--- START OF Provided data ---

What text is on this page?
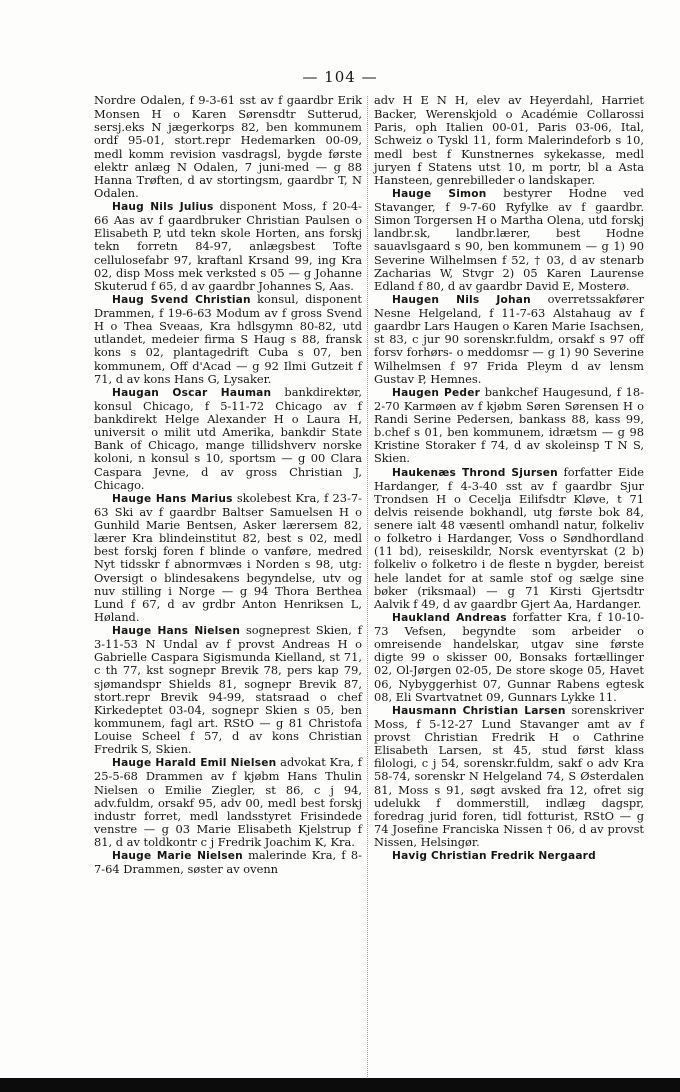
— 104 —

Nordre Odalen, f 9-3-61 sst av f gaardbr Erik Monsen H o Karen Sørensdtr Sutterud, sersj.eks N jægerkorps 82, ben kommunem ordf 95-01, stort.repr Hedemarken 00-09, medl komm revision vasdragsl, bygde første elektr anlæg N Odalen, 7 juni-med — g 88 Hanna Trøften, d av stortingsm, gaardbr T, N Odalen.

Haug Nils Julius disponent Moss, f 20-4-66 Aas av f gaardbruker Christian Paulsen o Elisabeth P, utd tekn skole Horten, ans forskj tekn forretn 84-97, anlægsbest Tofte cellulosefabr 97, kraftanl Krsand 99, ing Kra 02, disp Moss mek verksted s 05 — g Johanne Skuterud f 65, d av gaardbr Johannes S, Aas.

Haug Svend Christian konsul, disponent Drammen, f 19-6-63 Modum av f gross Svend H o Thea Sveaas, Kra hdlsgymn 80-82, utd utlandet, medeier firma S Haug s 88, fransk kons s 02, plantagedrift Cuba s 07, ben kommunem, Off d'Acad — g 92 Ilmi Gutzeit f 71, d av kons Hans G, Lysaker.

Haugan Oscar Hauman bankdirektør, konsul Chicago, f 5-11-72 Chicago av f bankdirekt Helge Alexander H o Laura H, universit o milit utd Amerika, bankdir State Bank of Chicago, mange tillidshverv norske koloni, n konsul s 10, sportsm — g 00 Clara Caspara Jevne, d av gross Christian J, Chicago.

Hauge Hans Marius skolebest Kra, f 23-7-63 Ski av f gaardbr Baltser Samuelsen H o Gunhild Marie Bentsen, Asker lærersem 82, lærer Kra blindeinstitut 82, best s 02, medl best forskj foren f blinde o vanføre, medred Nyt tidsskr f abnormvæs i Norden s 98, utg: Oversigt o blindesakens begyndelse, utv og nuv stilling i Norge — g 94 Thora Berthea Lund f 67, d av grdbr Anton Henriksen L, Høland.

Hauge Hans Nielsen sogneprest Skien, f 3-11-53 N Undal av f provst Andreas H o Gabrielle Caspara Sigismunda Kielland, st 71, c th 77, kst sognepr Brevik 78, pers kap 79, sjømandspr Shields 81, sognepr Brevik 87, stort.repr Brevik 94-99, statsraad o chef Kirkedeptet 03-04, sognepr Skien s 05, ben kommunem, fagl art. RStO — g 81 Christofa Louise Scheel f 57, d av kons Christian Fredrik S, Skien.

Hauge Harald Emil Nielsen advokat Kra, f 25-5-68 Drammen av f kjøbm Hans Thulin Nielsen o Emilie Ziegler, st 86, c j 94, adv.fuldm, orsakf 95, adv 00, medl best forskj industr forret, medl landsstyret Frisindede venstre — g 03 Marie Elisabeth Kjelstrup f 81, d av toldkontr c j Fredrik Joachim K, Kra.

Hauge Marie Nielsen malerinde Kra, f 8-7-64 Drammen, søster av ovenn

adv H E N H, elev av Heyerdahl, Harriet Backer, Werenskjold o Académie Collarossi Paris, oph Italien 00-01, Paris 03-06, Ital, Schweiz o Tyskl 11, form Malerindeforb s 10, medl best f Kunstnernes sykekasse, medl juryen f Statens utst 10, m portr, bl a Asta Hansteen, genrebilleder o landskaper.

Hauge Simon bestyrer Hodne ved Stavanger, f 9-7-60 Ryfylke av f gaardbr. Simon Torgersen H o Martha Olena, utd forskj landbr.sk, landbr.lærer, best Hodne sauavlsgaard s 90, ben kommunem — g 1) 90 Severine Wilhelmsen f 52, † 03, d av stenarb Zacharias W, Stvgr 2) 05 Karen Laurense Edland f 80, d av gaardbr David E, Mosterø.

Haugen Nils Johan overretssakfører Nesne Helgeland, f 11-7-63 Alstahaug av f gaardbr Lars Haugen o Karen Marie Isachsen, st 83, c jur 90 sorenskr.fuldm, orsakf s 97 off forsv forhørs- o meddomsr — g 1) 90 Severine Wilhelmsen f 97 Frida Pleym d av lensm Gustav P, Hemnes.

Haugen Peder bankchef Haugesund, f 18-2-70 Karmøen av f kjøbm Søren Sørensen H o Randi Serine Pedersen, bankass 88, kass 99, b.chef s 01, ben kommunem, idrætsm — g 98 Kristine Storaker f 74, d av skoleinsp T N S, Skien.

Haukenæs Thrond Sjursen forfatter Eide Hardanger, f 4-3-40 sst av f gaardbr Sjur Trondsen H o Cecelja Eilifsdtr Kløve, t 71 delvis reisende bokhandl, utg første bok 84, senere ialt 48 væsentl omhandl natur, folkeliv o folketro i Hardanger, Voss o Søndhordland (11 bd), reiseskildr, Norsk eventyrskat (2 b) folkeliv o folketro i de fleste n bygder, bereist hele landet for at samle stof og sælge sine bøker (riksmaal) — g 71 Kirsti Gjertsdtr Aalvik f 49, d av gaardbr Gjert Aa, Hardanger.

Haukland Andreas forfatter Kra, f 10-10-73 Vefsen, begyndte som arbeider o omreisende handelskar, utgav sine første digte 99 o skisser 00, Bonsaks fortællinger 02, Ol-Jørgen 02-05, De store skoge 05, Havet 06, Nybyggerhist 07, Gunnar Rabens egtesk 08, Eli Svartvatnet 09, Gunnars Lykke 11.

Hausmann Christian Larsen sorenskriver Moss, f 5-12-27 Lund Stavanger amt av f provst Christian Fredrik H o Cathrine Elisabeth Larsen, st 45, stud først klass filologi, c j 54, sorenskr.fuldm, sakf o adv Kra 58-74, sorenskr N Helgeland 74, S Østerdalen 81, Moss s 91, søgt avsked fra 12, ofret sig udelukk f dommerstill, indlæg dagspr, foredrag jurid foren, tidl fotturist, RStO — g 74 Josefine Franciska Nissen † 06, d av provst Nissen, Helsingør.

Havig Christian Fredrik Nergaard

--- END OF Provided data ---
--- START OF Provided data ---

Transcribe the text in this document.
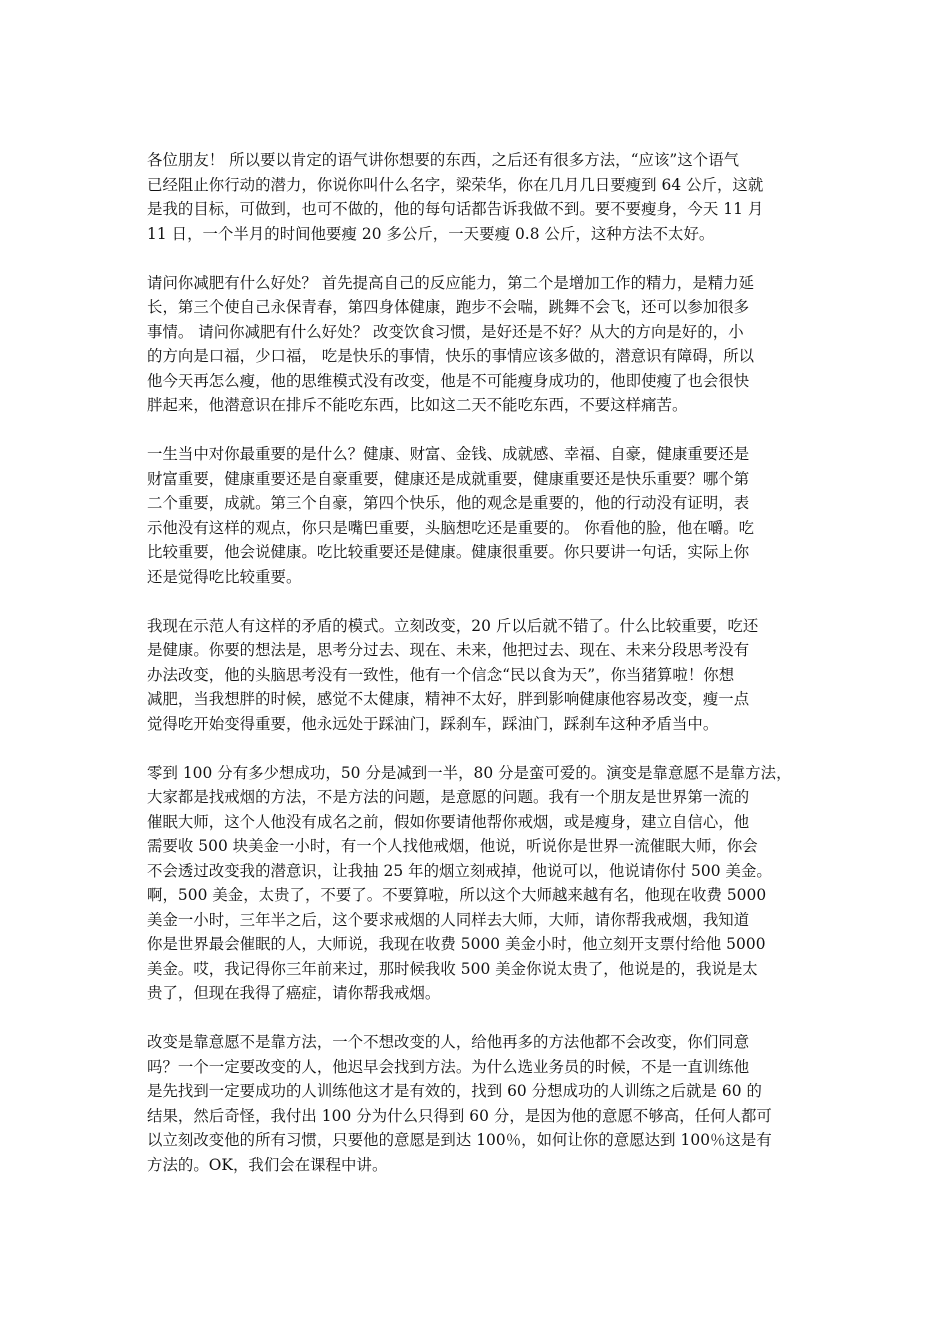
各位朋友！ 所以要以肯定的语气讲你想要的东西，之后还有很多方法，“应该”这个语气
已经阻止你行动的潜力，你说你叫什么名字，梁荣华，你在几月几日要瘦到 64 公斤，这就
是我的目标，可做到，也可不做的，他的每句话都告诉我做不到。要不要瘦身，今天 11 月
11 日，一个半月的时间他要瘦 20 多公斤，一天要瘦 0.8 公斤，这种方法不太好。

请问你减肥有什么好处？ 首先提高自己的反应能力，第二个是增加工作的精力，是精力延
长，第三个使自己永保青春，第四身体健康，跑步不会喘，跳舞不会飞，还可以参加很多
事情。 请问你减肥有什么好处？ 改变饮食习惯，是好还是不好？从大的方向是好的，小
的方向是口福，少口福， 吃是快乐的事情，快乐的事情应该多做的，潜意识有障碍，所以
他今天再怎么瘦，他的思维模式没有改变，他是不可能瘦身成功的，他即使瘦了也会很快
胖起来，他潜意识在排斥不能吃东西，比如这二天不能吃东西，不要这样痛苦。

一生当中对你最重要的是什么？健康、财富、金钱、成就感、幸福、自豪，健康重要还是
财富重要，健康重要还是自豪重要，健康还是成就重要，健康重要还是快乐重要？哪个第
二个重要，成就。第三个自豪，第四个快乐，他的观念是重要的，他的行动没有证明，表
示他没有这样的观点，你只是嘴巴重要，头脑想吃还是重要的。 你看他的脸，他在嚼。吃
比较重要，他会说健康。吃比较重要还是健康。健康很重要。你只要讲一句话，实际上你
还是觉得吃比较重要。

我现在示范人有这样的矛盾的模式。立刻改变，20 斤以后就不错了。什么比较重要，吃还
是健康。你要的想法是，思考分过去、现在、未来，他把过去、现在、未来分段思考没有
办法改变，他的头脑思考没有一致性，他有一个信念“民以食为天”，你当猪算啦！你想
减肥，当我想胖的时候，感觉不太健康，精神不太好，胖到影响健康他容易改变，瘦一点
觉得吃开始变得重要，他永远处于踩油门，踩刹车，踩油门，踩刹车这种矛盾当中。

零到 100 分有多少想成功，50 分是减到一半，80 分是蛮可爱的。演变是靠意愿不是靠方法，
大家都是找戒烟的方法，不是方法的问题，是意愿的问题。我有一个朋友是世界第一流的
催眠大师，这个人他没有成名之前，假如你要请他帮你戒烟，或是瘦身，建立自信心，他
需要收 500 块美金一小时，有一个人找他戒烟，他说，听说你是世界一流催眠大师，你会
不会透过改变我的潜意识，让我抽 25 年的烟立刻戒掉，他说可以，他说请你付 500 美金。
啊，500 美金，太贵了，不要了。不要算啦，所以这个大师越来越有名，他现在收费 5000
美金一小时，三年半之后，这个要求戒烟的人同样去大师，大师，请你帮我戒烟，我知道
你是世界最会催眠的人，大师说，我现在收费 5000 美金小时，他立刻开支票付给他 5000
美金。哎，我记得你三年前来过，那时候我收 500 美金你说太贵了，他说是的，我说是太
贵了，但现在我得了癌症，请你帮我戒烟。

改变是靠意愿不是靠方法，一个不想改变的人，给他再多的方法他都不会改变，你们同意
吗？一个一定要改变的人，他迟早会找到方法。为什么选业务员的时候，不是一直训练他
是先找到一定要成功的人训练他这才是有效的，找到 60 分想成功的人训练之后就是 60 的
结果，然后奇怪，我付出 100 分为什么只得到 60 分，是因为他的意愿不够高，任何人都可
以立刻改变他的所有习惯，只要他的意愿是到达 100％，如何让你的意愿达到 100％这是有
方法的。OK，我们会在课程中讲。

--- END OF Provided data ---

- **Problem statement**: From the data above, copy each line where the string "gross" appears.

- **The reply**:
Haug Svend Christian konsul, disponent Drammen, f 19-6-63 Modum av f gross Svend H o Thea Sveaas, Kra hdlsgymn 80-82, utd utlandet, medeier firma S Haug s 88, fransk kons s 02, plantagedrift Cuba s 07, ben kommunem, Off d'Acad — g 92 Ilmi Gutzeit f 71, d av kons Hans G, Lysaker.
Haugan Oscar Hauman bankdirektør, konsul Chicago, f 5-11-72 Chicago av f bankdirekt Helge Alexander H o Laura H, universit o milit utd Amerika, bankdir State Bank of Chicago, mange tillidshverv norske koloni, n konsul s 10, sportsm — g 00 Clara Caspara Jevne, d av gross Christian J, Chicago.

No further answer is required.